» **Aim of the task**
Return a copy of each line that holds the string "verfügbaren".

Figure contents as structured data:

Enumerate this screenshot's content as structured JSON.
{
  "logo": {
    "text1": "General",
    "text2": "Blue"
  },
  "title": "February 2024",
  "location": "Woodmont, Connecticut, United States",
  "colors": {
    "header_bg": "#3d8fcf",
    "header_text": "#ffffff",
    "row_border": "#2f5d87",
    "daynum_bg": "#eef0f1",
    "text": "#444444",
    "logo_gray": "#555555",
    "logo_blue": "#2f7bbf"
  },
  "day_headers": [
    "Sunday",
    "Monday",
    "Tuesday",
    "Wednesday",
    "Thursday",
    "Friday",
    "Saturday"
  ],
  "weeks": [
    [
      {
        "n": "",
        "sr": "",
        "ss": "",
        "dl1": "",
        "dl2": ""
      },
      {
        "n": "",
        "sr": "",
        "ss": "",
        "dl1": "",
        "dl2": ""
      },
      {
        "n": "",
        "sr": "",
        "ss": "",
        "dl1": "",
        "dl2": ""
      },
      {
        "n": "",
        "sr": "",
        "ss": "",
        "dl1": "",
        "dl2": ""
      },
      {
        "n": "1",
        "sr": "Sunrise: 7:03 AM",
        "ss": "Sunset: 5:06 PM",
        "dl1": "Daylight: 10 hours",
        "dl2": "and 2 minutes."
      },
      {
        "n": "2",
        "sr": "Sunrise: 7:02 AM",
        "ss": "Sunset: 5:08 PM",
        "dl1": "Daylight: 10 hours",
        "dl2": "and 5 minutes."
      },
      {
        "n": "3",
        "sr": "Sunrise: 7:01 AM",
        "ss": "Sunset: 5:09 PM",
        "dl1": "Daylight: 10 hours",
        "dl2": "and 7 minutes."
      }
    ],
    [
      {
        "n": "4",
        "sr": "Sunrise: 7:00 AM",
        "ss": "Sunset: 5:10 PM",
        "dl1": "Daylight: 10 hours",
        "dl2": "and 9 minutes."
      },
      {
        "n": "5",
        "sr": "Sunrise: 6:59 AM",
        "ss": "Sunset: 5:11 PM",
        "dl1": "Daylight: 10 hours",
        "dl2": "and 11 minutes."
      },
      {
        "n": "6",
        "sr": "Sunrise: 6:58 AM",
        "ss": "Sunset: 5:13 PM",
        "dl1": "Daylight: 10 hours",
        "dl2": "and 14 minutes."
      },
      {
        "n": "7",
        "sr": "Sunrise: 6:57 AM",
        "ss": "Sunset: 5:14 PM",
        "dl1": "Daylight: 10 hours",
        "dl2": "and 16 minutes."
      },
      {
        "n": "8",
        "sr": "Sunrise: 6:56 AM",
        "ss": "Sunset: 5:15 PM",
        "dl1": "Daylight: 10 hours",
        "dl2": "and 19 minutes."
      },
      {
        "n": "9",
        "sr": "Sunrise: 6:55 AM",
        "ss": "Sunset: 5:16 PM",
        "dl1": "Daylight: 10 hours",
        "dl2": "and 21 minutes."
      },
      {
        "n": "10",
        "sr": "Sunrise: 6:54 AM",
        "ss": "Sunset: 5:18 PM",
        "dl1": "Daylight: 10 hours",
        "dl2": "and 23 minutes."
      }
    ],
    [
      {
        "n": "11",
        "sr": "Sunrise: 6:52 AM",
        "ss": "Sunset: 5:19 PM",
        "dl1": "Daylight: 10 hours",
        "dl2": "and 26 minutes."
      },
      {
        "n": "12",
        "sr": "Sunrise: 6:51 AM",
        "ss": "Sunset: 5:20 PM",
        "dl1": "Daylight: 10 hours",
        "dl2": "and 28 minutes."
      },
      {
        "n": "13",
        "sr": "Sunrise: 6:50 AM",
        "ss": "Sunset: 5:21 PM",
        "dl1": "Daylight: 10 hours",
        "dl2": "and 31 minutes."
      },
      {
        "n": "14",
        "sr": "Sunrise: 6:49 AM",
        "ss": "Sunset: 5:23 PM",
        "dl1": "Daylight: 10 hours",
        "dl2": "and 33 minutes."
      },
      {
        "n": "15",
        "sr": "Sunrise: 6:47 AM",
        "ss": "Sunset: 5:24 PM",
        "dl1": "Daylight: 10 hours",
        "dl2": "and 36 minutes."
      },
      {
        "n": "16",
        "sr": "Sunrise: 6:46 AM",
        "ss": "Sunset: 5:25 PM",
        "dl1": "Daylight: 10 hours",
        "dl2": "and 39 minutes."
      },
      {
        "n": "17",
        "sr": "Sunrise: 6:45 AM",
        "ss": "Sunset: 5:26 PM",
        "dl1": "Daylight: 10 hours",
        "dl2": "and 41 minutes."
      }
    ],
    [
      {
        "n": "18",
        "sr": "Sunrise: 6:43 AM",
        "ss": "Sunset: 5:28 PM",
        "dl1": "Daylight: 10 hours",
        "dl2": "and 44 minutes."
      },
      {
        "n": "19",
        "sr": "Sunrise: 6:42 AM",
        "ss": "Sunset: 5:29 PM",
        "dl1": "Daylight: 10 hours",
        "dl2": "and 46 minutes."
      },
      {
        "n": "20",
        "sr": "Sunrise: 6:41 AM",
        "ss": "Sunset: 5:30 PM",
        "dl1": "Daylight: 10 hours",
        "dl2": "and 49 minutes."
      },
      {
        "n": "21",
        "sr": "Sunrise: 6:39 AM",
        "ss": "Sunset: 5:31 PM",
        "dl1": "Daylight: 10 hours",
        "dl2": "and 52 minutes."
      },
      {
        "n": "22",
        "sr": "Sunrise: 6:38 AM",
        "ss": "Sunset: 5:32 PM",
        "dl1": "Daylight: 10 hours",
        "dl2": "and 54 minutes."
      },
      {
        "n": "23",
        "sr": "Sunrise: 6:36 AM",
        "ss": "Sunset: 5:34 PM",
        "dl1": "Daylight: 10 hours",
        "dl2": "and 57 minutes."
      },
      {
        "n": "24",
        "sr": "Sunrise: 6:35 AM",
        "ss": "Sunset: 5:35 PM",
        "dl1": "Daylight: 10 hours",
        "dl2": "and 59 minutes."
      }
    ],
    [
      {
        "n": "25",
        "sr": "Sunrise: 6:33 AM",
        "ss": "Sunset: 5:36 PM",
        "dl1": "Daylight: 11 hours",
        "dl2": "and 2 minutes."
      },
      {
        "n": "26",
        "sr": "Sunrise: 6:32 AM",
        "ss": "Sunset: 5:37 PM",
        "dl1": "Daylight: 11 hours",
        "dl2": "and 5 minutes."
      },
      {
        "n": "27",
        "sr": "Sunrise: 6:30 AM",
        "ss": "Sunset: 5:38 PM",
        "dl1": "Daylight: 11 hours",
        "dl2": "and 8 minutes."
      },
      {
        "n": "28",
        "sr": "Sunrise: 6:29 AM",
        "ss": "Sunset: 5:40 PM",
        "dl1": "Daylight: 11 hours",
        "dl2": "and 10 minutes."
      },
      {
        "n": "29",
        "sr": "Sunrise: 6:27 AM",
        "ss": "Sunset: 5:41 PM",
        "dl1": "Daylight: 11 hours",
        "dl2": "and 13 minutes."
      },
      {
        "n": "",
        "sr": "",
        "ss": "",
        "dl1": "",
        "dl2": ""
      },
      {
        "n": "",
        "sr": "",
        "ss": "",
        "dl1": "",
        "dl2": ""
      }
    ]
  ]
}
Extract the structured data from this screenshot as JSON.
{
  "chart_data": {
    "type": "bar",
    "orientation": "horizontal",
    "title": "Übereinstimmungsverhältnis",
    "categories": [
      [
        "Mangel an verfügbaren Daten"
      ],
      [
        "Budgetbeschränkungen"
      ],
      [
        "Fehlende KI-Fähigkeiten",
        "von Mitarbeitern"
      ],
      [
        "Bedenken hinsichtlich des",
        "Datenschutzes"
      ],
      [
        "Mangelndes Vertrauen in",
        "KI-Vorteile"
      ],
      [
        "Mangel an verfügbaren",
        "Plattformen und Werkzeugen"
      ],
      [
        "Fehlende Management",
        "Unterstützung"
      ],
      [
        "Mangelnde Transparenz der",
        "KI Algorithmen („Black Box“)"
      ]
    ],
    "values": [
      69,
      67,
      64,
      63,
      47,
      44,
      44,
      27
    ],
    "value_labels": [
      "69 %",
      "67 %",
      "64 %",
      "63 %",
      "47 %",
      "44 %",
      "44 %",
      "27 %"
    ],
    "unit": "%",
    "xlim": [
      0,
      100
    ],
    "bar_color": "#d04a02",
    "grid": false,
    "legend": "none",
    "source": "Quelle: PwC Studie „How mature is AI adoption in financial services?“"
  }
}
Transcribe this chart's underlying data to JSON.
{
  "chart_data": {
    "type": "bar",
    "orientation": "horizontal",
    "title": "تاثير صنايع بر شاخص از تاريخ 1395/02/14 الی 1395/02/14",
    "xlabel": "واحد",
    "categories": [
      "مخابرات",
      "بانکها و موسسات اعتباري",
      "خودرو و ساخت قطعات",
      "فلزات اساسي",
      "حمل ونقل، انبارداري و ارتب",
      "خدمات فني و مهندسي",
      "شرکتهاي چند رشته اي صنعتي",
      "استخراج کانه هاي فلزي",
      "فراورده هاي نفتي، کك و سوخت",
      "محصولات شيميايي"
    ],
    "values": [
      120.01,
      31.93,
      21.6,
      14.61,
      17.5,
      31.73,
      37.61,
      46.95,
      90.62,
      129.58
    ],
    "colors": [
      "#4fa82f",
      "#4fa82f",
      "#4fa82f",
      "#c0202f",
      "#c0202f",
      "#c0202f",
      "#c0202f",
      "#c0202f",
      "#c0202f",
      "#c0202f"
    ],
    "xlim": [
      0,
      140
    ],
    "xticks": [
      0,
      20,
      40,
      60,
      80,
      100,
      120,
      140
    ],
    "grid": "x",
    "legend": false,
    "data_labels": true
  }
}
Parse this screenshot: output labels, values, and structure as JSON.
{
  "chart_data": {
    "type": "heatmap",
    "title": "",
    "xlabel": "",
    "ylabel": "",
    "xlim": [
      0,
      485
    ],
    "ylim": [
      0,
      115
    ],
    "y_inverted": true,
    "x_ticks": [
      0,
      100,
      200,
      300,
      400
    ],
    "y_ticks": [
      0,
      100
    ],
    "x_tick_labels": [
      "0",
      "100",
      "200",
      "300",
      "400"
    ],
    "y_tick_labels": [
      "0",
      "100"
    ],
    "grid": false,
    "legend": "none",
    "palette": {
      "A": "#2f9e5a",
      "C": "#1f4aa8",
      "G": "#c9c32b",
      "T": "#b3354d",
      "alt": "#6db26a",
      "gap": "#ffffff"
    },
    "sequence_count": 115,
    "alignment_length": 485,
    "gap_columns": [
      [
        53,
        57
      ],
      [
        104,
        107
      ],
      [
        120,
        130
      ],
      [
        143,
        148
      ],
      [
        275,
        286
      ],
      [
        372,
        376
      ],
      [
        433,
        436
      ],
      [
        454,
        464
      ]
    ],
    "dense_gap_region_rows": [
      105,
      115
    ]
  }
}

» **The answer**
        "Mangel an verfügbaren Daten"
        "Mangel an verfügbaren",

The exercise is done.